ENTRIES SHOWN:
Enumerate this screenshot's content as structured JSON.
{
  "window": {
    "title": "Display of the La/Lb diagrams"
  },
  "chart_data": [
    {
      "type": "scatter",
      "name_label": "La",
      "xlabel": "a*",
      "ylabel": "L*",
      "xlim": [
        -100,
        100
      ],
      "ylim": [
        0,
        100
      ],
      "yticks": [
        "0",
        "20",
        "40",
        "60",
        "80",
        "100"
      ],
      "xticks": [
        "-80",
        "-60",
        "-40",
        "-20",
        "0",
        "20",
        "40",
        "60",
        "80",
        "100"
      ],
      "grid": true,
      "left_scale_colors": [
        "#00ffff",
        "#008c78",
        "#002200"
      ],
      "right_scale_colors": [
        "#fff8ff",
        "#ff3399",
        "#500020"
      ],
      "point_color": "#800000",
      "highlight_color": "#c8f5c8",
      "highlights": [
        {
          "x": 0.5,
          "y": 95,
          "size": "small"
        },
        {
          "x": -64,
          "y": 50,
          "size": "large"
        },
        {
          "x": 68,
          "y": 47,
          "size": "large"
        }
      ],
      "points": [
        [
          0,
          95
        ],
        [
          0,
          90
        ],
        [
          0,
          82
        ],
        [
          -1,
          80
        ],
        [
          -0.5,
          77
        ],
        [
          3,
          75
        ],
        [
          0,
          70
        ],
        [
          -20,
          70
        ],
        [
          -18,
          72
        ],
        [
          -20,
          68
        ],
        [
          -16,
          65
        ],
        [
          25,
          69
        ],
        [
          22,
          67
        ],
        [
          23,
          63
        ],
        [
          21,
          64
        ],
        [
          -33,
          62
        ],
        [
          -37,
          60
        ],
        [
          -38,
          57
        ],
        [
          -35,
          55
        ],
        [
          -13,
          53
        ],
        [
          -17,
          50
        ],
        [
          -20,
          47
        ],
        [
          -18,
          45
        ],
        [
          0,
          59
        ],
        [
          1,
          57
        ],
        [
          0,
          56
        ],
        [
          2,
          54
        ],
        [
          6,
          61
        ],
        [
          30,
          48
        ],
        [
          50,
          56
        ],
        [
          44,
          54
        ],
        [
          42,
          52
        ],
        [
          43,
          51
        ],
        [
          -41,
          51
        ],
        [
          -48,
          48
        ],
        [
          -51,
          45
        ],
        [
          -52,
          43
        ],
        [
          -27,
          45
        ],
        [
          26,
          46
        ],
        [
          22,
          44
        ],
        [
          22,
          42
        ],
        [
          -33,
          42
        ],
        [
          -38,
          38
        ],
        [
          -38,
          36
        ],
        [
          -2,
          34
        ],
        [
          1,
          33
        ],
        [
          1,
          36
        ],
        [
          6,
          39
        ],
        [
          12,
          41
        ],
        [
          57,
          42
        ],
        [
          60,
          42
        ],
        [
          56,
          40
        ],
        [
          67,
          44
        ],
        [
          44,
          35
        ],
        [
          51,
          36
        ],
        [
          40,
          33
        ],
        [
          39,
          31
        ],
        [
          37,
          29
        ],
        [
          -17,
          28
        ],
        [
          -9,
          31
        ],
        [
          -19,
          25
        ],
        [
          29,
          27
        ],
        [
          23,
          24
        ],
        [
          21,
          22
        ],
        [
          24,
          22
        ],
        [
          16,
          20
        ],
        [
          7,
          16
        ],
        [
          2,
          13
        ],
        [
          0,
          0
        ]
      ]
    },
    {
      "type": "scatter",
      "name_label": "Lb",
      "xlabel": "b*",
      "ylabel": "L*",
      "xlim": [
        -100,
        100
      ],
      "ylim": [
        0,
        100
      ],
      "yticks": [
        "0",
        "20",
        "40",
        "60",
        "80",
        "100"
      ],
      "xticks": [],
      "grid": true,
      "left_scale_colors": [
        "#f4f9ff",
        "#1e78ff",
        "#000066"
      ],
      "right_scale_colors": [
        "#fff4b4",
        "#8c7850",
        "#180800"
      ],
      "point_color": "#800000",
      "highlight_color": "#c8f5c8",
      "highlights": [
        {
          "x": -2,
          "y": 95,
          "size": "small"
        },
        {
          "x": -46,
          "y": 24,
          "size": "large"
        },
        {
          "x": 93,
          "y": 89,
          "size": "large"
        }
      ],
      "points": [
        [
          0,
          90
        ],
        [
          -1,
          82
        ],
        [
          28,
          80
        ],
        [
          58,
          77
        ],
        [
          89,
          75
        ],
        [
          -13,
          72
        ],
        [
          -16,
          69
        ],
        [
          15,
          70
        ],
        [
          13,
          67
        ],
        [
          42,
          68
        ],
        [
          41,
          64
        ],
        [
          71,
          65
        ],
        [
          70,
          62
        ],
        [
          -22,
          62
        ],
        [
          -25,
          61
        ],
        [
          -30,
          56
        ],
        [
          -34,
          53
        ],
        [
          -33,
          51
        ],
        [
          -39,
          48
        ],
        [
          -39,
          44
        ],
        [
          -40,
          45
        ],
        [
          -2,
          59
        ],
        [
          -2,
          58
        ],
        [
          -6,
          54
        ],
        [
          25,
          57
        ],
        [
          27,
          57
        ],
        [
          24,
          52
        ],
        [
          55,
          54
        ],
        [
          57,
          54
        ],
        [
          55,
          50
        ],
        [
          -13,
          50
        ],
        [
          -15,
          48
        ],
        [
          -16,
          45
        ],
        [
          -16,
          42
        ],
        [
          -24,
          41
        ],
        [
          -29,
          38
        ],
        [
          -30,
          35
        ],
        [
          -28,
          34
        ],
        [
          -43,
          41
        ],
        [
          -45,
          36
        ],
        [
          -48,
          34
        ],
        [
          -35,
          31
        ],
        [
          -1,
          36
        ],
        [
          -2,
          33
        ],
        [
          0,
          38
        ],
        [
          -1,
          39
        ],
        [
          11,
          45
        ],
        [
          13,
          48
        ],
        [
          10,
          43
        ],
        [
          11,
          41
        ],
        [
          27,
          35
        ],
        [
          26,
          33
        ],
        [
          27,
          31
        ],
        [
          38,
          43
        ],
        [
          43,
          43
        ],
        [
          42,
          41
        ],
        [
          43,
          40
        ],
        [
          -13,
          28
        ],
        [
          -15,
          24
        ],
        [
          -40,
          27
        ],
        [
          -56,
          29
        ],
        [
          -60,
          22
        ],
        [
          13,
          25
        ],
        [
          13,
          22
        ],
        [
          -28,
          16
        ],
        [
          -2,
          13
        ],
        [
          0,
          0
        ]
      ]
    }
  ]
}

WHAT THE TASK ASKS:
Output each record exactly, leaving nothing out.

RESULT:
Enumerate this screenshot's content as structured JSON.
{
  "window": {
    "title": "Display of the La/Lb diagrams"
  },
  "chart_data": [
    {
      "type": "scatter",
      "name_label": "La",
      "xlabel": "a*",
      "ylabel": "L*",
      "xlim": [
        -100,
        100
      ],
      "ylim": [
        0,
        100
      ],
      "yticks": [
        "0",
        "20",
        "40",
        "60",
        "80",
        "100"
      ],
      "xticks": [
        "-80",
        "-60",
        "-40",
        "-20",
        "0",
        "20",
        "40",
        "60",
        "80",
        "100"
      ],
      "grid": true,
      "left_scale_colors": [
        "#00ffff",
        "#008c78",
        "#002200"
      ],
      "right_scale_colors": [
        "#fff8ff",
        "#ff3399",
        "#500020"
      ],
      "point_color": "#800000",
      "highlight_color": "#c8f5c8",
      "highlights": [
        {
          "x": 0.5,
          "y": 95,
          "size": "small"
        },
        {
          "x": -64,
          "y": 50,
          "size": "large"
        },
        {
          "x": 68,
          "y": 47,
          "size": "large"
        }
      ],
      "points": [
        [
          0,
          95
        ],
        [
          0,
          90
        ],
        [
          0,
          82
        ],
        [
          -1,
          80
        ],
        [
          -0.5,
          77
        ],
        [
          3,
          75
        ],
        [
          0,
          70
        ],
        [
          -20,
          70
        ],
        [
          -18,
          72
        ],
        [
          -20,
          68
        ],
        [
          -16,
          65
        ],
        [
          25,
          69
        ],
        [
          22,
          67
        ],
        [
          23,
          63
        ],
        [
          21,
          64
        ],
        [
          -33,
          62
        ],
        [
          -37,
          60
        ],
        [
          -38,
          57
        ],
        [
          -35,
          55
        ],
        [
          -13,
          53
        ],
        [
          -17,
          50
        ],
        [
          -20,
          47
        ],
        [
          -18,
          45
        ],
        [
          0,
          59
        ],
        [
          1,
          57
        ],
        [
          0,
          56
        ],
        [
          2,
          54
        ],
        [
          6,
          61
        ],
        [
          30,
          48
        ],
        [
          50,
          56
        ],
        [
          44,
          54
        ],
        [
          42,
          52
        ],
        [
          43,
          51
        ],
        [
          -41,
          51
        ],
        [
          -48,
          48
        ],
        [
          -51,
          45
        ],
        [
          -52,
          43
        ],
        [
          -27,
          45
        ],
        [
          26,
          46
        ],
        [
          22,
          44
        ],
        [
          22,
          42
        ],
        [
          -33,
          42
        ],
        [
          -38,
          38
        ],
        [
          -38,
          36
        ],
        [
          -2,
          34
        ],
        [
          1,
          33
        ],
        [
          1,
          36
        ],
        [
          6,
          39
        ],
        [
          12,
          41
        ],
        [
          57,
          42
        ],
        [
          60,
          42
        ],
        [
          56,
          40
        ],
        [
          67,
          44
        ],
        [
          44,
          35
        ],
        [
          51,
          36
        ],
        [
          40,
          33
        ],
        [
          39,
          31
        ],
        [
          37,
          29
        ],
        [
          -17,
          28
        ],
        [
          -9,
          31
        ],
        [
          -19,
          25
        ],
        [
          29,
          27
        ],
        [
          23,
          24
        ],
        [
          21,
          22
        ],
        [
          24,
          22
        ],
        [
          16,
          20
        ],
        [
          7,
          16
        ],
        [
          2,
          13
        ],
        [
          0,
          0
        ]
      ]
    },
    {
      "type": "scatter",
      "name_label": "Lb",
      "xlabel": "b*",
      "ylabel": "L*",
      "xlim": [
        -100,
        100
      ],
      "ylim": [
        0,
        100
      ],
      "yticks": [
        "0",
        "20",
        "40",
        "60",
        "80",
        "100"
      ],
      "xticks": [],
      "grid": true,
      "left_scale_colors": [
        "#f4f9ff",
        "#1e78ff",
        "#000066"
      ],
      "right_scale_colors": [
        "#fff4b4",
        "#8c7850",
        "#180800"
      ],
      "point_color": "#800000",
      "highlight_color": "#c8f5c8",
      "highlights": [
        {
          "x": -2,
          "y": 95,
          "size": "small"
        },
        {
          "x": -46,
          "y": 24,
          "size": "large"
        },
        {
          "x": 93,
          "y": 89,
          "size": "large"
        }
      ],
      "points": [
        [
          0,
          90
        ],
        [
          -1,
          82
        ],
        [
          28,
          80
        ],
        [
          58,
          77
        ],
        [
          89,
          75
        ],
        [
          -13,
          72
        ],
        [
          -16,
          69
        ],
        [
          15,
          70
        ],
        [
          13,
          67
        ],
        [
          42,
          68
        ],
        [
          41,
          64
        ],
        [
          71,
          65
        ],
        [
          70,
          62
        ],
        [
          -22,
          62
        ],
        [
          -25,
          61
        ],
        [
          -30,
          56
        ],
        [
          -34,
          53
        ],
        [
          -33,
          51
        ],
        [
          -39,
          48
        ],
        [
          -39,
          44
        ],
        [
          -40,
          45
        ],
        [
          -2,
          59
        ],
        [
          -2,
          58
        ],
        [
          -6,
          54
        ],
        [
          25,
          57
        ],
        [
          27,
          57
        ],
        [
          24,
          52
        ],
        [
          55,
          54
        ],
        [
          57,
          54
        ],
        [
          55,
          50
        ],
        [
          -13,
          50
        ],
        [
          -15,
          48
        ],
        [
          -16,
          45
        ],
        [
          -16,
          42
        ],
        [
          -24,
          41
        ],
        [
          -29,
          38
        ],
        [
          -30,
          35
        ],
        [
          -28,
          34
        ],
        [
          -43,
          41
        ],
        [
          -45,
          36
        ],
        [
          -48,
          34
        ],
        [
          -35,
          31
        ],
        [
          -1,
          36
        ],
        [
          -2,
          33
        ],
        [
          0,
          38
        ],
        [
          -1,
          39
        ],
        [
          11,
          45
        ],
        [
          13,
          48
        ],
        [
          10,
          43
        ],
        [
          11,
          41
        ],
        [
          27,
          35
        ],
        [
          26,
          33
        ],
        [
          27,
          31
        ],
        [
          38,
          43
        ],
        [
          43,
          43
        ],
        [
          42,
          41
        ],
        [
          43,
          40
        ],
        [
          -13,
          28
        ],
        [
          -15,
          24
        ],
        [
          -40,
          27
        ],
        [
          -56,
          29
        ],
        [
          -60,
          22
        ],
        [
          13,
          25
        ],
        [
          13,
          22
        ],
        [
          -28,
          16
        ],
        [
          -2,
          13
        ],
        [
          0,
          0
        ]
      ]
    }
  ]
}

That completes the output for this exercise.